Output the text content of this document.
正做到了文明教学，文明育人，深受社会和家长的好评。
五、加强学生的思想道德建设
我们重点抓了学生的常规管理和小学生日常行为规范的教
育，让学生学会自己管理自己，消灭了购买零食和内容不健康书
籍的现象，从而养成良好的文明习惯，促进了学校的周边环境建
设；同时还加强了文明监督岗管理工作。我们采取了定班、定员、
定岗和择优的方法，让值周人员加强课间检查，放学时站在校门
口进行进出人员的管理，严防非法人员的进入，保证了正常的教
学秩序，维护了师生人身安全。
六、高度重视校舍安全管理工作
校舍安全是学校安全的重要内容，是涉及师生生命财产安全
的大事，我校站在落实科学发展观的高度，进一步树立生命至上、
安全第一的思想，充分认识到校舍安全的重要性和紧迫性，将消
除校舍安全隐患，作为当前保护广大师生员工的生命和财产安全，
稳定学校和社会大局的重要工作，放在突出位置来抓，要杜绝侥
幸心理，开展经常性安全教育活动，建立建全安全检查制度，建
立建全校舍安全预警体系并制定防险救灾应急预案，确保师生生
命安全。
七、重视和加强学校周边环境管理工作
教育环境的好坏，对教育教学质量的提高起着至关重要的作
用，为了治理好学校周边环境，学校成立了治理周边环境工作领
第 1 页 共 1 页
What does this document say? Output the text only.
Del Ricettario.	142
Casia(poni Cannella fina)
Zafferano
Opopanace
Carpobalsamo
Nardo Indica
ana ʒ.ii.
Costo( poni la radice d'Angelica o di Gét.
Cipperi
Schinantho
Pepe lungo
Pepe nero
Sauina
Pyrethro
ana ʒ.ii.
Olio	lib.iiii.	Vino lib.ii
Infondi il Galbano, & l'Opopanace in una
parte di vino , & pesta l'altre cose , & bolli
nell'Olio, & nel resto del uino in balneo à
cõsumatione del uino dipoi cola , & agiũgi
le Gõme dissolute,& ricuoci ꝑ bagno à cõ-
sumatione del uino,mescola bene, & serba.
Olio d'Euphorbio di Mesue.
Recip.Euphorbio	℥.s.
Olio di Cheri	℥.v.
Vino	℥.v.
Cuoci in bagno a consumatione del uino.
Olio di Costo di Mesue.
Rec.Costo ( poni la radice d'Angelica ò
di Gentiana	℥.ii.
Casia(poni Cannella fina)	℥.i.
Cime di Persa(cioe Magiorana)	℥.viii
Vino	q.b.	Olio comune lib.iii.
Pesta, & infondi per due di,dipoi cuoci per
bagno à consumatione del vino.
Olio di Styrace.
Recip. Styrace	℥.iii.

#### Exercise instructions:
Copy out the full material exactly as it appears.

#### Solution for this problem:
Output the text content of this document.
正做到了文明教学，文明育人，深受社会和家长的好评。
五、加强学生的思想道德建设
我们重点抓了学生的常规管理和小学生日常行为规范的教
育，让学生学会自己管理自己，消灭了购买零食和内容不健康书
籍的现象，从而养成良好的文明习惯，促进了学校的周边环境建
设；同时还加强了文明监督岗管理工作。我们采取了定班、定员、
定岗和择优的方法，让值周人员加强课间检查，放学时站在校门
口进行进出人员的管理，严防非法人员的进入，保证了正常的教
学秩序，维护了师生人身安全。
六、高度重视校舍安全管理工作
校舍安全是学校安全的重要内容，是涉及师生生命财产安全
的大事，我校站在落实科学发展观的高度，进一步树立生命至上、
安全第一的思想，充分认识到校舍安全的重要性和紧迫性，将消
除校舍安全隐患，作为当前保护广大师生员工的生命和财产安全，
稳定学校和社会大局的重要工作，放在突出位置来抓，要杜绝侥
幸心理，开展经常性安全教育活动，建立建全安全检查制度，建
立建全校舍安全预警体系并制定防险救灾应急预案，确保师生生
命安全。
七、重视和加强学校周边环境管理工作
教育环境的好坏，对教育教学质量的提高起着至关重要的作
用，为了治理好学校周边环境，学校成立了治理周边环境工作领
第 1 页 共 1 页
What does this document say? Output the text only.
Del Ricettario.	142
Casia(poni Cannella fina)
Zafferano
Opopanace
Carpobalsamo
Nardo Indica
ana ʒ.ii.
Costo( poni la radice d'Angelica o di Gét.
Cipperi
Schinantho
Pepe lungo
Pepe nero
Sauina
Pyrethro
ana ʒ.ii.
Olio	lib.iiii.	Vino lib.ii
Infondi il Galbano, & l'Opopanace in una
parte di vino , & pesta l'altre cose , & bolli
nell'Olio, & nel resto del uino in balneo à
cõsumatione del uino dipoi cola , & agiũgi
le Gõme dissolute,& ricuoci ꝑ bagno à cõ-
sumatione del uino,mescola bene, & serba.
Olio d'Euphorbio di Mesue.
Recip.Euphorbio	℥.s.
Olio di Cheri	℥.v.
Vino	℥.v.
Cuoci in bagno a consumatione del uino.
Olio di Costo di Mesue.
Rec.Costo ( poni la radice d'Angelica ò
di Gentiana	℥.ii.
Casia(poni Cannella fina)	℥.i.
Cime di Persa(cioe Magiorana)	℥.viii
Vino	q.b.	Olio comune lib.iii.
Pesta, & infondi per due di,dipoi cuoci per
bagno à consumatione del vino.
Olio di Styrace.
Recip. Styrace	℥.iii.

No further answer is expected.